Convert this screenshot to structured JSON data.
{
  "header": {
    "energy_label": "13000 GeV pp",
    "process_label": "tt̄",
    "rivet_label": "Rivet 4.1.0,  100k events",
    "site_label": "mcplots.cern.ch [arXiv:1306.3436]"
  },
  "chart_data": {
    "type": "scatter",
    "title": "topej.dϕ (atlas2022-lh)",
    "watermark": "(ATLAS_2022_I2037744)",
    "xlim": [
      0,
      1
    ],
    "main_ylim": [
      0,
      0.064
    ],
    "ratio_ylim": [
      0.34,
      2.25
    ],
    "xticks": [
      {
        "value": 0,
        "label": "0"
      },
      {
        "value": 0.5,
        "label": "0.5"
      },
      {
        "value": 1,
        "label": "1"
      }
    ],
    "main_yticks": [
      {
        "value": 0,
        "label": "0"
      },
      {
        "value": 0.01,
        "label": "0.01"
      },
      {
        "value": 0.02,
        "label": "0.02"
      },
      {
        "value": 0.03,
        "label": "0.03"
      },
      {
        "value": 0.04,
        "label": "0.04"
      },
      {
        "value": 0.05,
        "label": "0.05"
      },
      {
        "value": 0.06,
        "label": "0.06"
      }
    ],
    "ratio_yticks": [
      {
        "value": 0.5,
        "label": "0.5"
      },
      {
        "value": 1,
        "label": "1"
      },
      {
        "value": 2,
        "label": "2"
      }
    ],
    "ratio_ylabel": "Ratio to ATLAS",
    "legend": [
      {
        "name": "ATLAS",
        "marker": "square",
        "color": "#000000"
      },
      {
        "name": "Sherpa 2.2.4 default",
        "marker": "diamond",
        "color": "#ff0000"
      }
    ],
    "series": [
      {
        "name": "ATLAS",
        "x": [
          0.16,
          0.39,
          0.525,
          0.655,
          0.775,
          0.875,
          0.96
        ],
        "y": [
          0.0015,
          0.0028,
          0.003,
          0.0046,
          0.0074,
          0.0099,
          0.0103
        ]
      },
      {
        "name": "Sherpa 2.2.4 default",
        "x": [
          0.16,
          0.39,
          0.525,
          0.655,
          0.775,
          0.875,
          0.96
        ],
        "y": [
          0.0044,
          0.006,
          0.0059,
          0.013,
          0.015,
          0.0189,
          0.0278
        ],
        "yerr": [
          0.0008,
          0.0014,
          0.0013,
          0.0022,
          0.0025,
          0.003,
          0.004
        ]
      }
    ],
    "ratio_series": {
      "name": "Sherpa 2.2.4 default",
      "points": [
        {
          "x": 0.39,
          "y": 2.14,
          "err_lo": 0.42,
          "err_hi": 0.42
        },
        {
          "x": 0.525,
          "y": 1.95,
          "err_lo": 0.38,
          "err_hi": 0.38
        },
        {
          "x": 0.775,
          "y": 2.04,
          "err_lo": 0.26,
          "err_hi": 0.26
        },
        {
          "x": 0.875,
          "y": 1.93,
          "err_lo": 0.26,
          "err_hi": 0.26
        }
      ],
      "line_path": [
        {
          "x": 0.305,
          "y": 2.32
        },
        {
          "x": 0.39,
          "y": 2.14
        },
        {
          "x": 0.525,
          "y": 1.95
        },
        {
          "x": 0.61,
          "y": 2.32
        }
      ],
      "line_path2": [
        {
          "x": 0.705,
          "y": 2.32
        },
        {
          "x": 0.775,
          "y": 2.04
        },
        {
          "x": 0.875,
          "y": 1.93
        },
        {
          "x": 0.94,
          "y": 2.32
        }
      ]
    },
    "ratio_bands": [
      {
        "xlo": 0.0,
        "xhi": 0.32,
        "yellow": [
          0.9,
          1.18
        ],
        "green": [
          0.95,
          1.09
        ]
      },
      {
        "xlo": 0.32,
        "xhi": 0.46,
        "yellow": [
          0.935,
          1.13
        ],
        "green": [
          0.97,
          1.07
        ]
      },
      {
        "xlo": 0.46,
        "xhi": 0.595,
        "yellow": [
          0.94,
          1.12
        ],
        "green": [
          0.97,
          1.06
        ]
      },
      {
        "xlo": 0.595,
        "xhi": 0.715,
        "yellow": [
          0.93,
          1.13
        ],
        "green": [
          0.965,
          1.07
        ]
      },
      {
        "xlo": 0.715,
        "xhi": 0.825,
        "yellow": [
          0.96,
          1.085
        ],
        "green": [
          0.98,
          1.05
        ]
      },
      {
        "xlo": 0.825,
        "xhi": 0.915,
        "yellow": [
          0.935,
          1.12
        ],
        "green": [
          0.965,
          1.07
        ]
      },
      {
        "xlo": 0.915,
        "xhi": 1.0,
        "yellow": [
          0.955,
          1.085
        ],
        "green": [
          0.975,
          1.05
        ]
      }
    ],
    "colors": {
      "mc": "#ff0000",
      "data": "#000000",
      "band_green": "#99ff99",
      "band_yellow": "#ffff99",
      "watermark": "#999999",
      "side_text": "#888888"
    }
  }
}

▶ _Written instruction_:
Above are some records. Print them all exactly.

▶ _Written solution_:
Convert this screenshot to structured JSON data.
{
  "header": {
    "energy_label": "13000 GeV pp",
    "process_label": "tt̄",
    "rivet_label": "Rivet 4.1.0,  100k events",
    "site_label": "mcplots.cern.ch [arXiv:1306.3436]"
  },
  "chart_data": {
    "type": "scatter",
    "title": "topej.dϕ (atlas2022-lh)",
    "watermark": "(ATLAS_2022_I2037744)",
    "xlim": [
      0,
      1
    ],
    "main_ylim": [
      0,
      0.064
    ],
    "ratio_ylim": [
      0.34,
      2.25
    ],
    "xticks": [
      {
        "value": 0,
        "label": "0"
      },
      {
        "value": 0.5,
        "label": "0.5"
      },
      {
        "value": 1,
        "label": "1"
      }
    ],
    "main_yticks": [
      {
        "value": 0,
        "label": "0"
      },
      {
        "value": 0.01,
        "label": "0.01"
      },
      {
        "value": 0.02,
        "label": "0.02"
      },
      {
        "value": 0.03,
        "label": "0.03"
      },
      {
        "value": 0.04,
        "label": "0.04"
      },
      {
        "value": 0.05,
        "label": "0.05"
      },
      {
        "value": 0.06,
        "label": "0.06"
      }
    ],
    "ratio_yticks": [
      {
        "value": 0.5,
        "label": "0.5"
      },
      {
        "value": 1,
        "label": "1"
      },
      {
        "value": 2,
        "label": "2"
      }
    ],
    "ratio_ylabel": "Ratio to ATLAS",
    "legend": [
      {
        "name": "ATLAS",
        "marker": "square",
        "color": "#000000"
      },
      {
        "name": "Sherpa 2.2.4 default",
        "marker": "diamond",
        "color": "#ff0000"
      }
    ],
    "series": [
      {
        "name": "ATLAS",
        "x": [
          0.16,
          0.39,
          0.525,
          0.655,
          0.775,
          0.875,
          0.96
        ],
        "y": [
          0.0015,
          0.0028,
          0.003,
          0.0046,
          0.0074,
          0.0099,
          0.0103
        ]
      },
      {
        "name": "Sherpa 2.2.4 default",
        "x": [
          0.16,
          0.39,
          0.525,
          0.655,
          0.775,
          0.875,
          0.96
        ],
        "y": [
          0.0044,
          0.006,
          0.0059,
          0.013,
          0.015,
          0.0189,
          0.0278
        ],
        "yerr": [
          0.0008,
          0.0014,
          0.0013,
          0.0022,
          0.0025,
          0.003,
          0.004
        ]
      }
    ],
    "ratio_series": {
      "name": "Sherpa 2.2.4 default",
      "points": [
        {
          "x": 0.39,
          "y": 2.14,
          "err_lo": 0.42,
          "err_hi": 0.42
        },
        {
          "x": 0.525,
          "y": 1.95,
          "err_lo": 0.38,
          "err_hi": 0.38
        },
        {
          "x": 0.775,
          "y": 2.04,
          "err_lo": 0.26,
          "err_hi": 0.26
        },
        {
          "x": 0.875,
          "y": 1.93,
          "err_lo": 0.26,
          "err_hi": 0.26
        }
      ],
      "line_path": [
        {
          "x": 0.305,
          "y": 2.32
        },
        {
          "x": 0.39,
          "y": 2.14
        },
        {
          "x": 0.525,
          "y": 1.95
        },
        {
          "x": 0.61,
          "y": 2.32
        }
      ],
      "line_path2": [
        {
          "x": 0.705,
          "y": 2.32
        },
        {
          "x": 0.775,
          "y": 2.04
        },
        {
          "x": 0.875,
          "y": 1.93
        },
        {
          "x": 0.94,
          "y": 2.32
        }
      ]
    },
    "ratio_bands": [
      {
        "xlo": 0.0,
        "xhi": 0.32,
        "yellow": [
          0.9,
          1.18
        ],
        "green": [
          0.95,
          1.09
        ]
      },
      {
        "xlo": 0.32,
        "xhi": 0.46,
        "yellow": [
          0.935,
          1.13
        ],
        "green": [
          0.97,
          1.07
        ]
      },
      {
        "xlo": 0.46,
        "xhi": 0.595,
        "yellow": [
          0.94,
          1.12
        ],
        "green": [
          0.97,
          1.06
        ]
      },
      {
        "xlo": 0.595,
        "xhi": 0.715,
        "yellow": [
          0.93,
          1.13
        ],
        "green": [
          0.965,
          1.07
        ]
      },
      {
        "xlo": 0.715,
        "xhi": 0.825,
        "yellow": [
          0.96,
          1.085
        ],
        "green": [
          0.98,
          1.05
        ]
      },
      {
        "xlo": 0.825,
        "xhi": 0.915,
        "yellow": [
          0.935,
          1.12
        ],
        "green": [
          0.965,
          1.07
        ]
      },
      {
        "xlo": 0.915,
        "xhi": 1.0,
        "yellow": [
          0.955,
          1.085
        ],
        "green": [
          0.975,
          1.05
        ]
      }
    ],
    "colors": {
      "mc": "#ff0000",
      "data": "#000000",
      "band_green": "#99ff99",
      "band_yellow": "#ffff99",
      "watermark": "#999999",
      "side_text": "#888888"
    }
  }
}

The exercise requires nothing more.